◆ What you are asked to do ◆
Spot each line that carries the word "独立通道个数"; copy those lines.

..........

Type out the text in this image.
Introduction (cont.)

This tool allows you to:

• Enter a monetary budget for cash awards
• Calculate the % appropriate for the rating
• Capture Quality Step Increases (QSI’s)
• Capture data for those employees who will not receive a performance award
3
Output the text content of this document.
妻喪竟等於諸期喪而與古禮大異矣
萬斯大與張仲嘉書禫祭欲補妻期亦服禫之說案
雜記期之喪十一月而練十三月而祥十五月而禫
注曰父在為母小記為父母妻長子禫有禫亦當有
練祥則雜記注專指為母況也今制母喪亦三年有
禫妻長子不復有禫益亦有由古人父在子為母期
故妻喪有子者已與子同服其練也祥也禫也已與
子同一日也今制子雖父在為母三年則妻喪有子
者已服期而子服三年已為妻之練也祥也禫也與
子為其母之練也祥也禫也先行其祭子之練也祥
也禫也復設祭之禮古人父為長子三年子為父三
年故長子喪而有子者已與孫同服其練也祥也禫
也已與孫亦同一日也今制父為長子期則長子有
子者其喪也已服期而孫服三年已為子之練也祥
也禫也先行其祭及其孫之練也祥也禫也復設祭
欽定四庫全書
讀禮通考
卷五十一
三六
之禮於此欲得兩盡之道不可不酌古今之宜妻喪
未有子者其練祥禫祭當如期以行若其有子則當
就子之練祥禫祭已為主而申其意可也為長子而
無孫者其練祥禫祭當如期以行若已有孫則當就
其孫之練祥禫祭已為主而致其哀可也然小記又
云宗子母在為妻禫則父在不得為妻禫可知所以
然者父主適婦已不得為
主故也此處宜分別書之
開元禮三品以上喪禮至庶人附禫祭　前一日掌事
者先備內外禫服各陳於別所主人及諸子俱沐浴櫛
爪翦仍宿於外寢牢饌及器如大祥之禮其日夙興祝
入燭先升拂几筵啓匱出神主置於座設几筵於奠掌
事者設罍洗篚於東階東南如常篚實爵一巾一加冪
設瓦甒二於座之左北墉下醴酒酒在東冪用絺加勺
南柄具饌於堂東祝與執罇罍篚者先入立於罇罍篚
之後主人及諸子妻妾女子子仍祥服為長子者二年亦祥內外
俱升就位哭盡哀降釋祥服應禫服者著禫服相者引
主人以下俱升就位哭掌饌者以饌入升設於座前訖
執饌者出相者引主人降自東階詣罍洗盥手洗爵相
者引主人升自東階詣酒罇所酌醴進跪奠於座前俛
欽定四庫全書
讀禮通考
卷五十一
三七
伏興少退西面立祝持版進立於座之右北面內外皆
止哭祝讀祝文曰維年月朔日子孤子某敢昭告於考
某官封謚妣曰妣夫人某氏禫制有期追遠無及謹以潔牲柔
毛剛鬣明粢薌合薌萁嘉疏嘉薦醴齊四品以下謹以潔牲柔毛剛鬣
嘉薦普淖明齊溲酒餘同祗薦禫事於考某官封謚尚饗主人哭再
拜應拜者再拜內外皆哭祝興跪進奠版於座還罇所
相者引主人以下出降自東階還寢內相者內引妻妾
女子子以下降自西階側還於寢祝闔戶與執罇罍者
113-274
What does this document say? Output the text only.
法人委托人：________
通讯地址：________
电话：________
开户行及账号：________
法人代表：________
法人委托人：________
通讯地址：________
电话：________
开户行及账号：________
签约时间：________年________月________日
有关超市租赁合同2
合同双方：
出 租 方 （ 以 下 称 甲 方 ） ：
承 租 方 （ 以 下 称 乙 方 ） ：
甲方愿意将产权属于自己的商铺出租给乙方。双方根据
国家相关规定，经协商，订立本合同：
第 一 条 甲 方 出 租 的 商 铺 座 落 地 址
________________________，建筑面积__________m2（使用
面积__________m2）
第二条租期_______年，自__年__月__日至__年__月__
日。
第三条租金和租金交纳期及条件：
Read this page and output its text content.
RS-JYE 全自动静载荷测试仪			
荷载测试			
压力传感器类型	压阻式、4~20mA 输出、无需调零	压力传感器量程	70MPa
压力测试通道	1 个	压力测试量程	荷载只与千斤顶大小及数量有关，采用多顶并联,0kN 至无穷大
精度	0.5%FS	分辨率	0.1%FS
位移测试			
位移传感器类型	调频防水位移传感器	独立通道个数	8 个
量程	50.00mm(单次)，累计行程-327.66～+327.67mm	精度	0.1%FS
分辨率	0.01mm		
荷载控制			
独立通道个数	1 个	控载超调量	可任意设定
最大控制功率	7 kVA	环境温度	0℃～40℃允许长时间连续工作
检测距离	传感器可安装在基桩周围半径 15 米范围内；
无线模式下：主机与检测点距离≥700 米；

..........

◆ Right answer ◆
位移传感器类型	调频防水位移传感器	独立通道个数	8 个
独立通道个数	1 个	控载超调量	可任意设定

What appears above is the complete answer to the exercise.